--- STORED RECORDS ---
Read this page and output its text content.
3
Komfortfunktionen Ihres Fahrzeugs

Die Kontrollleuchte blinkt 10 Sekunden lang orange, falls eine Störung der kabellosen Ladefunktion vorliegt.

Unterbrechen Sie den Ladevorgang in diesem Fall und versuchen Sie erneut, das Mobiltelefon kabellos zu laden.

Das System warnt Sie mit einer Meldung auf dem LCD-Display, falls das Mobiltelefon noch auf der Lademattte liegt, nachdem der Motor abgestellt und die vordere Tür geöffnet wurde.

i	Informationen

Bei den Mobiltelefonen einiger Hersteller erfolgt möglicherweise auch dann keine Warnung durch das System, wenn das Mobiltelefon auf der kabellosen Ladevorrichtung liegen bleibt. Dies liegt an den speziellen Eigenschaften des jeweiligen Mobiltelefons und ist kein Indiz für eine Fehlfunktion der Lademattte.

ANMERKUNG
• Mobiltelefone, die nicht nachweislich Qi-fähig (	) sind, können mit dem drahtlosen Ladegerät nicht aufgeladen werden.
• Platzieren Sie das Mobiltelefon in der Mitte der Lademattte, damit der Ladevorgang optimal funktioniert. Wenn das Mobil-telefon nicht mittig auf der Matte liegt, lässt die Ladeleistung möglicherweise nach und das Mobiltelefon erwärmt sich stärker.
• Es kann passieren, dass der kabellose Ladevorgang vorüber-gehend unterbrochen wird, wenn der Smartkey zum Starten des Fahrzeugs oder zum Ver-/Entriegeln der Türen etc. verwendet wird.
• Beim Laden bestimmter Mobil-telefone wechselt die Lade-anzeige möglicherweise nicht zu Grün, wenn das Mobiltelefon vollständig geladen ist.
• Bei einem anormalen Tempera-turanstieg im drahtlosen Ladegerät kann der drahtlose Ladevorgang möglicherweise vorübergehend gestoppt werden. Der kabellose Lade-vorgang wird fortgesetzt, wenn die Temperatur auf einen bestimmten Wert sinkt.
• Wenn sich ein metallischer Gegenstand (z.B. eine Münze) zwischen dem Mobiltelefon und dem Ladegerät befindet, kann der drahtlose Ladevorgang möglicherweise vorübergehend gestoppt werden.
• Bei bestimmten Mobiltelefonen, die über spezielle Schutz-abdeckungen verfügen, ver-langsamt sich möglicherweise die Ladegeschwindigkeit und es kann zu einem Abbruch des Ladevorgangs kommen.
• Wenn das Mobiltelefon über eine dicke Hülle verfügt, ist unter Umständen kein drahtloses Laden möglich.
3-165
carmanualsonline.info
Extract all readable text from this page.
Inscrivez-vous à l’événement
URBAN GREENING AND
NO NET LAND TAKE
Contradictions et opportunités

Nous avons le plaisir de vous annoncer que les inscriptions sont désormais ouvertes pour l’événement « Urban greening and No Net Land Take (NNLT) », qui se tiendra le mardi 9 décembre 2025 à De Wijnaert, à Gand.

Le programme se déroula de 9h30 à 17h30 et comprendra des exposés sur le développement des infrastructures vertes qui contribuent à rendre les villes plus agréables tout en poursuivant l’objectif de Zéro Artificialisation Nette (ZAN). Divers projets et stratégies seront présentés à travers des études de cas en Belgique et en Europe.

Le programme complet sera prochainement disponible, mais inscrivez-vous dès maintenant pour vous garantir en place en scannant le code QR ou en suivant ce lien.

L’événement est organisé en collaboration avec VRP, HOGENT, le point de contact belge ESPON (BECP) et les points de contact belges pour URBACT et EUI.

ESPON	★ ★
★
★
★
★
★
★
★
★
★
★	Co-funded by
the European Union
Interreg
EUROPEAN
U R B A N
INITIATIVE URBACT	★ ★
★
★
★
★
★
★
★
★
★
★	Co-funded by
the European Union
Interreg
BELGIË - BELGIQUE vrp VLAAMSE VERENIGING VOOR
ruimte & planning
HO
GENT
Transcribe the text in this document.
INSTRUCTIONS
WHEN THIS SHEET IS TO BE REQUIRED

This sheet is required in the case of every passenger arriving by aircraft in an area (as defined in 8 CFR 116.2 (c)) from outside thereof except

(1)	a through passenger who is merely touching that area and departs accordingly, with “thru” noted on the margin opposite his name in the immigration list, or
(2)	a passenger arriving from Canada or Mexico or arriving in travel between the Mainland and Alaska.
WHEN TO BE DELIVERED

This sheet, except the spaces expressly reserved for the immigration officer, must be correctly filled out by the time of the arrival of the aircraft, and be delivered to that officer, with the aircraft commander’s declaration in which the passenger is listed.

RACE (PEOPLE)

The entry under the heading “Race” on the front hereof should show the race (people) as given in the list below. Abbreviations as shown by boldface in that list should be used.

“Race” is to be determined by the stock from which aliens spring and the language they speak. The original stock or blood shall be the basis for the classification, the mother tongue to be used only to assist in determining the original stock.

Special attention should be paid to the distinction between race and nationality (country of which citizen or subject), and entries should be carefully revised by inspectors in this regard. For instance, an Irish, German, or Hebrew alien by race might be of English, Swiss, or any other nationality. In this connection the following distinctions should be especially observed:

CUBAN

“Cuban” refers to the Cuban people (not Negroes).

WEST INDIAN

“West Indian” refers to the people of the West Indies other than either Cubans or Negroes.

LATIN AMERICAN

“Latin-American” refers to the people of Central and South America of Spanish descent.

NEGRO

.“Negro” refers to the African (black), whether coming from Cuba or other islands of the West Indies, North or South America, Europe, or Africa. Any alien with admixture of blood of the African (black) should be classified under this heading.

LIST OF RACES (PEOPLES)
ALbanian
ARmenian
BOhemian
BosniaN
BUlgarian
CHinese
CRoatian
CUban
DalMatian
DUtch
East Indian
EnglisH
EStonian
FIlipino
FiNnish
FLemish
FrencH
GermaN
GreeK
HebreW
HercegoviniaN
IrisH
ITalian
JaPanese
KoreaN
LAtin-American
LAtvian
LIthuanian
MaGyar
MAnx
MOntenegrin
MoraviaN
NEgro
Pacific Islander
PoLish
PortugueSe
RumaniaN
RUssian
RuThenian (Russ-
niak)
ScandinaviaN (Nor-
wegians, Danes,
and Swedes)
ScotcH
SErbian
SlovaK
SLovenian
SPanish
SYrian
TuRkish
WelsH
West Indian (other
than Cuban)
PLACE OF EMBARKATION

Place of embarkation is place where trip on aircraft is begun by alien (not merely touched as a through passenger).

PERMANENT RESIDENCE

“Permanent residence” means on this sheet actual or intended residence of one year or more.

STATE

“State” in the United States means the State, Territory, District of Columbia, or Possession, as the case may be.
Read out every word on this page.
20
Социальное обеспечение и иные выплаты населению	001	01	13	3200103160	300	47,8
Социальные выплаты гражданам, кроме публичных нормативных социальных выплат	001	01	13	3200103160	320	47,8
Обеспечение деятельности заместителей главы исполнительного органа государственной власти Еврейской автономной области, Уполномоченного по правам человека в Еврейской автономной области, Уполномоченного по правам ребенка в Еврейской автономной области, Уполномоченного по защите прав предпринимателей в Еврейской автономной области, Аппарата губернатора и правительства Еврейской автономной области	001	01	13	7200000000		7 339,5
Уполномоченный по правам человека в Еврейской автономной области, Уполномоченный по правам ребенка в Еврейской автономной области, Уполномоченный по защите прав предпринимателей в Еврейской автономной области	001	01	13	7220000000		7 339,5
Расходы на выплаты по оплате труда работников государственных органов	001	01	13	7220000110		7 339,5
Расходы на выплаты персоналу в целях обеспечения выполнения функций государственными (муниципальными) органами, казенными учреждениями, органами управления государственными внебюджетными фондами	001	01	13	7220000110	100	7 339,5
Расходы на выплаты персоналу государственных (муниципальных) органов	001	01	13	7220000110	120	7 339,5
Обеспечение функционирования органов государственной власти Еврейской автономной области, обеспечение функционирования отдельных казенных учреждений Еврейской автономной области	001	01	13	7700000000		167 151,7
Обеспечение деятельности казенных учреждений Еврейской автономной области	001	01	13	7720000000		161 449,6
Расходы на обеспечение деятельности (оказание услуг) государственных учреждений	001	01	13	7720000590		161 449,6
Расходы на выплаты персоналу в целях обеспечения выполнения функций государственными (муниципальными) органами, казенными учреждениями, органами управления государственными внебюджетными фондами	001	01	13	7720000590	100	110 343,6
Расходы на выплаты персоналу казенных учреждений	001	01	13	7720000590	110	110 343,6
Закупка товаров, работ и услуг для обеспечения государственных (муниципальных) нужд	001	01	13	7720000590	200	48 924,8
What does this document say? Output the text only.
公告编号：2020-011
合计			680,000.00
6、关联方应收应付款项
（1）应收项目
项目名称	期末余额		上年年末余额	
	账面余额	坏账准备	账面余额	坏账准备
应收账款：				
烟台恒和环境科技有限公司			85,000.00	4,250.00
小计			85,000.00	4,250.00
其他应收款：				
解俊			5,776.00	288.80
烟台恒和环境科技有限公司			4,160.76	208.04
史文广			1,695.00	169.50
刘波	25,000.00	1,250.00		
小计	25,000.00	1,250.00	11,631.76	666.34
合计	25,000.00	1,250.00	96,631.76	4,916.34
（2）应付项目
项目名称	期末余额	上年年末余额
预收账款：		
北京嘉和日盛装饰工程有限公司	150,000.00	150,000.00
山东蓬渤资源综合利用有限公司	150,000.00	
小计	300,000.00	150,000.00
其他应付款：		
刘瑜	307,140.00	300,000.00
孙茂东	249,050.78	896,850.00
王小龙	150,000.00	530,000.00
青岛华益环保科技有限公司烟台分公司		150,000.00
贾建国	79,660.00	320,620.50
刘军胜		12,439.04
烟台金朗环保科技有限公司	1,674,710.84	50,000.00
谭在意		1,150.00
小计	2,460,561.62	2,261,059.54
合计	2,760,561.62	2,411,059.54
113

--- WORK TO COMPLETE ---
Each line above that holds the string "gestoppt" should be copied and shown.

--- RESULT FOR THIS EXERCISE ---
• Bei einem anormalen Tempera-turanstieg im drahtlosen Ladegerät kann der drahtlose Ladevorgang möglicherweise vorübergehend gestoppt werden. Der kabellose Lade-vorgang wird fortgesetzt, wenn die Temperatur auf einen bestimmten Wert sinkt.
• Wenn sich ein metallischer Gegenstand (z.B. eine Münze) zwischen dem Mobiltelefon und dem Ladegerät befindet, kann der drahtlose Ladevorgang möglicherweise vorübergehend gestoppt werden.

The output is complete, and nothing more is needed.